All lines of the records below that contain the word "resting" must be listed.

═════ GIVEN INFORMATION

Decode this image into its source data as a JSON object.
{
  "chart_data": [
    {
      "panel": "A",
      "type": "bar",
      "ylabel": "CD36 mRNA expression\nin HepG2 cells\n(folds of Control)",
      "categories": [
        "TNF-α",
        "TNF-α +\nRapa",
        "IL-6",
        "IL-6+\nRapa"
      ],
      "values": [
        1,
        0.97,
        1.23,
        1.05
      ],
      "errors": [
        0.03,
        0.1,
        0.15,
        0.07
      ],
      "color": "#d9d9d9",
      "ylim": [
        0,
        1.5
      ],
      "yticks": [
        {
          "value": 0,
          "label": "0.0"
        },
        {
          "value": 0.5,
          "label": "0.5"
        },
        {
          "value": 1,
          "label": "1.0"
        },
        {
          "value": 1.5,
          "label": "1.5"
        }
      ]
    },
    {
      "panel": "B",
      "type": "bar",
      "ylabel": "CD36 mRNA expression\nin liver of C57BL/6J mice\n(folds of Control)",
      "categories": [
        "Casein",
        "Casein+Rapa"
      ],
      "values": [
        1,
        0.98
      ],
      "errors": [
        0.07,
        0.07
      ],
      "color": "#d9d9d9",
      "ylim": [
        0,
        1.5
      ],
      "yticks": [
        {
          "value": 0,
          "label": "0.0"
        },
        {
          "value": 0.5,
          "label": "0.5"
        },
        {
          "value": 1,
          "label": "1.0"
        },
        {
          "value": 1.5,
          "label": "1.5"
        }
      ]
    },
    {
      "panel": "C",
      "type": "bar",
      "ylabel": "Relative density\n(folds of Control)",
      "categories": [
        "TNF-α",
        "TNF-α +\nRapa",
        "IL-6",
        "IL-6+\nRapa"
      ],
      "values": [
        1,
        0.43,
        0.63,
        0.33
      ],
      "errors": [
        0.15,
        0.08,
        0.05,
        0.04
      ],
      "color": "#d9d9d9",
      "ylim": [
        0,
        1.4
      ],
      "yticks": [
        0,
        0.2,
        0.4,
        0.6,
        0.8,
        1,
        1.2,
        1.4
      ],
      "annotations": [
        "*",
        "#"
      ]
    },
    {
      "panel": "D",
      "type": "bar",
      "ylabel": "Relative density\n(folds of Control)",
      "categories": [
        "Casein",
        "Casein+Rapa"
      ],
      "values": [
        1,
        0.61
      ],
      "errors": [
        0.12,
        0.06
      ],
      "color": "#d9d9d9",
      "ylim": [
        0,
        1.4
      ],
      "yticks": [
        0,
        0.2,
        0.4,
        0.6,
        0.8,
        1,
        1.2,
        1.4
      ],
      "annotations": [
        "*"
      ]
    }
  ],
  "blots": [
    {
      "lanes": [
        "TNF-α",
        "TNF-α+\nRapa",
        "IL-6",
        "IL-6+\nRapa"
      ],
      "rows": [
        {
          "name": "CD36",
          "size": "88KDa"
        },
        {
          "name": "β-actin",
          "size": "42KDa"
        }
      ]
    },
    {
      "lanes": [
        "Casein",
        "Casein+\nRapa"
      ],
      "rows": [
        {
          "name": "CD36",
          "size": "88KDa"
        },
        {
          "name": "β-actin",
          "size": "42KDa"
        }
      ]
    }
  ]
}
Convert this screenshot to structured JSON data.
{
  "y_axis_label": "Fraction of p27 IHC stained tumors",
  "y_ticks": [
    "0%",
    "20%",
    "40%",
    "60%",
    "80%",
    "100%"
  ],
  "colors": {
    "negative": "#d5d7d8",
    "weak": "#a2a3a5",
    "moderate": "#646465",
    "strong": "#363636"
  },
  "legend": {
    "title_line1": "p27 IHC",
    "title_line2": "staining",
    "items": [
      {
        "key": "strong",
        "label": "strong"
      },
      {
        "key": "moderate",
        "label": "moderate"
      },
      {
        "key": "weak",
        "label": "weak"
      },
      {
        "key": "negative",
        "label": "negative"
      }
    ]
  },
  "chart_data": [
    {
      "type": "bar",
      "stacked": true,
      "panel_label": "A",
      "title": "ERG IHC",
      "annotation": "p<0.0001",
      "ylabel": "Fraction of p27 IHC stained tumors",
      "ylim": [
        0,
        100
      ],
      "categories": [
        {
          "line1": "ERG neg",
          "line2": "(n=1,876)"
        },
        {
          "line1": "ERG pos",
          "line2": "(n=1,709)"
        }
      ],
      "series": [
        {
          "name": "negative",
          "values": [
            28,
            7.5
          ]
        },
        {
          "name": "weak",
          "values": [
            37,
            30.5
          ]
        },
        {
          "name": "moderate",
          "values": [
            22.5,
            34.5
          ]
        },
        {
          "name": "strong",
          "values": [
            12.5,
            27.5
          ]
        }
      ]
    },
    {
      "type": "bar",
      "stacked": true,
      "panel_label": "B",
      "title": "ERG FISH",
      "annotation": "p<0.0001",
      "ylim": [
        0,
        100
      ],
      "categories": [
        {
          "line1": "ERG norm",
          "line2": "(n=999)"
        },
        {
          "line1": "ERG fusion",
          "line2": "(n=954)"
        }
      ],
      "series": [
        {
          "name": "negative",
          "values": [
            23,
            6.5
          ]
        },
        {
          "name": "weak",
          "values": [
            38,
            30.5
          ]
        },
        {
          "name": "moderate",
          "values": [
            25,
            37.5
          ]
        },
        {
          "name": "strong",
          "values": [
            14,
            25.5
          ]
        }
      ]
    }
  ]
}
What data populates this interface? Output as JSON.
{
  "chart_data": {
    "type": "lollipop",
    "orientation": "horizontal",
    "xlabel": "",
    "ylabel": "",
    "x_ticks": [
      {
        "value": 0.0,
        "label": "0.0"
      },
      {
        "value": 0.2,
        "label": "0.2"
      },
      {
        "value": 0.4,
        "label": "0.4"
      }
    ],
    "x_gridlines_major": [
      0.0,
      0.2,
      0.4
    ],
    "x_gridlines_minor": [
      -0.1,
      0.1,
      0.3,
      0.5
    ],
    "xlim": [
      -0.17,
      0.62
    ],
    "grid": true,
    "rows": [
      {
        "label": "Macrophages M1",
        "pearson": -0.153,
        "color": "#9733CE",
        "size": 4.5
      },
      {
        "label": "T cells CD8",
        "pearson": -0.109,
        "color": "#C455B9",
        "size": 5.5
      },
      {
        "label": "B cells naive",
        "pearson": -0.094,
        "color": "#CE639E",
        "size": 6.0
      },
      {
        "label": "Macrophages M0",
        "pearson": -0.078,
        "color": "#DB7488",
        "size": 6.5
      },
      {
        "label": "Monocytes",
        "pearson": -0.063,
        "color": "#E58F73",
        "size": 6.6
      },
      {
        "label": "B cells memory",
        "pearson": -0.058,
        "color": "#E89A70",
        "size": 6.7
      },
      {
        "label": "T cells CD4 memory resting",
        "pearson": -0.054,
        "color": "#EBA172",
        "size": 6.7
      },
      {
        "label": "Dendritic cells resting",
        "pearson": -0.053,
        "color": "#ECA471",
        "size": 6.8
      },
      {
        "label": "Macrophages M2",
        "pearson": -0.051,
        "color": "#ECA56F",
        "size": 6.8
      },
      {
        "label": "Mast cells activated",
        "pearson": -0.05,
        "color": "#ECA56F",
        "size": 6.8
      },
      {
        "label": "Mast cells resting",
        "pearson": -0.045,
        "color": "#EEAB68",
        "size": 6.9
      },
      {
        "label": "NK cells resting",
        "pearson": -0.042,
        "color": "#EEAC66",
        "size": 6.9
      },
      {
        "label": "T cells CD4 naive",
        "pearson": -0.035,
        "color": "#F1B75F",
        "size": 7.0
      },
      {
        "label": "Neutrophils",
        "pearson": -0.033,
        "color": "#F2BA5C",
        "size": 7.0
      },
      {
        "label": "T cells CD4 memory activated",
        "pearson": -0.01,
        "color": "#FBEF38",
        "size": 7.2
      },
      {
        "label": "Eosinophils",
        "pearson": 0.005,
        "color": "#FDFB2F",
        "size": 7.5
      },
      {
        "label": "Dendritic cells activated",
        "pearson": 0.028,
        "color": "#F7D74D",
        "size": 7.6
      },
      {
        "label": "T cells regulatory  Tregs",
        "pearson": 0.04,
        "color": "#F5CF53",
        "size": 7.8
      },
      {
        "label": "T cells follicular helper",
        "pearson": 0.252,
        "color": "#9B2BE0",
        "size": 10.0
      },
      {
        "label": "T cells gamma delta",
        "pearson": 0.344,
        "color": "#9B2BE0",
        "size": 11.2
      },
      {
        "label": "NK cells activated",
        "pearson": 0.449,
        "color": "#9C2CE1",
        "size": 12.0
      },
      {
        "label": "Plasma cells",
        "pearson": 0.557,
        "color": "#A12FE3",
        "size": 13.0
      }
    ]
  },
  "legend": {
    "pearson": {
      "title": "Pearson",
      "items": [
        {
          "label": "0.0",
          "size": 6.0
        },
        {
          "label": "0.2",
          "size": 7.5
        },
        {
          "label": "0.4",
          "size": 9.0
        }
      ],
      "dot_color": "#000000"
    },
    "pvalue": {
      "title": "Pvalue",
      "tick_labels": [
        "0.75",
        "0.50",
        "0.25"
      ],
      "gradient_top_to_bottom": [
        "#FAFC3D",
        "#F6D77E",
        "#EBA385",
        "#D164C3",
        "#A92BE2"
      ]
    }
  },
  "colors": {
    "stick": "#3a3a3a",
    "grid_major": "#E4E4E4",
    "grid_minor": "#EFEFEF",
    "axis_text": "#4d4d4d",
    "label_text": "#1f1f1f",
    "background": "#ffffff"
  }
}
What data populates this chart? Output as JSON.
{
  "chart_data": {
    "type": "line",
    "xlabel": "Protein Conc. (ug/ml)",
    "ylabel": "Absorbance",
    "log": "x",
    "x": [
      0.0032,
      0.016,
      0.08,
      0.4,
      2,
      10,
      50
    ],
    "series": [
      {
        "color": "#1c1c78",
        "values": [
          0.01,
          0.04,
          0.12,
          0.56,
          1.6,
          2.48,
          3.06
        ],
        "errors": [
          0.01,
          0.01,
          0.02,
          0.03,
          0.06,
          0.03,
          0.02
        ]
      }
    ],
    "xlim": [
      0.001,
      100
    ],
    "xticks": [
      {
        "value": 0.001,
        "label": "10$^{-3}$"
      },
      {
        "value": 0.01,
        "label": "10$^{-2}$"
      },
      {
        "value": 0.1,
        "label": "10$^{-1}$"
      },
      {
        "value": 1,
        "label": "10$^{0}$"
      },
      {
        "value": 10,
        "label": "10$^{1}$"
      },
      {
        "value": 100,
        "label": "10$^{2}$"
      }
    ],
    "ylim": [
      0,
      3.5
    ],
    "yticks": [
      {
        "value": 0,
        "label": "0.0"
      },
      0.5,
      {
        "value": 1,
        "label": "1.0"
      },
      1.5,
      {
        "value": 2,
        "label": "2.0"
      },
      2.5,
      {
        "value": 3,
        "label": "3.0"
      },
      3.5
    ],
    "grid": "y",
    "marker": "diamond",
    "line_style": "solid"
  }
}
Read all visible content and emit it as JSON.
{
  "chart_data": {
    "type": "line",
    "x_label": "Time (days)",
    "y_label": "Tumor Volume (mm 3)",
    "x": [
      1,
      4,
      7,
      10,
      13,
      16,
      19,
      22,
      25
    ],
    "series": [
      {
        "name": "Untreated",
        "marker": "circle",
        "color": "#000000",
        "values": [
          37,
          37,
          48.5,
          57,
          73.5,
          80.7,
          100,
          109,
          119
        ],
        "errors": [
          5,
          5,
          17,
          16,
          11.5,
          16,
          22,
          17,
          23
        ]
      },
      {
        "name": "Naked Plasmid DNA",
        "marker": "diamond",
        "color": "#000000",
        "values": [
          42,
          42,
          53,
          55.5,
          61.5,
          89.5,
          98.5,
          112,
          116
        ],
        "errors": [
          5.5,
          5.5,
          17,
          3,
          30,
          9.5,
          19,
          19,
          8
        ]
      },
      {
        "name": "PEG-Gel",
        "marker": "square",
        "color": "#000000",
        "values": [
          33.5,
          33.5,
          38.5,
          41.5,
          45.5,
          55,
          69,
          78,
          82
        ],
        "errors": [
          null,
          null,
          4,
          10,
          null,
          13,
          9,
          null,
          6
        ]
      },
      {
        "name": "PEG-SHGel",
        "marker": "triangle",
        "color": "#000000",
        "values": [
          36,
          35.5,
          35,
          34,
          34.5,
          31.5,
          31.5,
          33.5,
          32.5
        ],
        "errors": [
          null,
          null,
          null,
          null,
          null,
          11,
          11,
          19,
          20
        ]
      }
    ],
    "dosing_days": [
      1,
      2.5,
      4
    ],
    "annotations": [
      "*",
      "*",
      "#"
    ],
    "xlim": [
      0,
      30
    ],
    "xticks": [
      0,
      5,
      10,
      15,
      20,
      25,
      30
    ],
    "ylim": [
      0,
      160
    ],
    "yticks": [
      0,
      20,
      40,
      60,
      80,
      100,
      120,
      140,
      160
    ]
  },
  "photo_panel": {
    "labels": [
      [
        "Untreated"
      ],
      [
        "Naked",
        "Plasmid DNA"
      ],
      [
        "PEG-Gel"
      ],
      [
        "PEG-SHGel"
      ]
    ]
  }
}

══════════

RESPONSE TO THIS TASK:
        "label": "T cells CD4 memory resting",
        "label": "Dendritic cells resting",
        "label": "Mast cells resting",
        "label": "NK cells resting",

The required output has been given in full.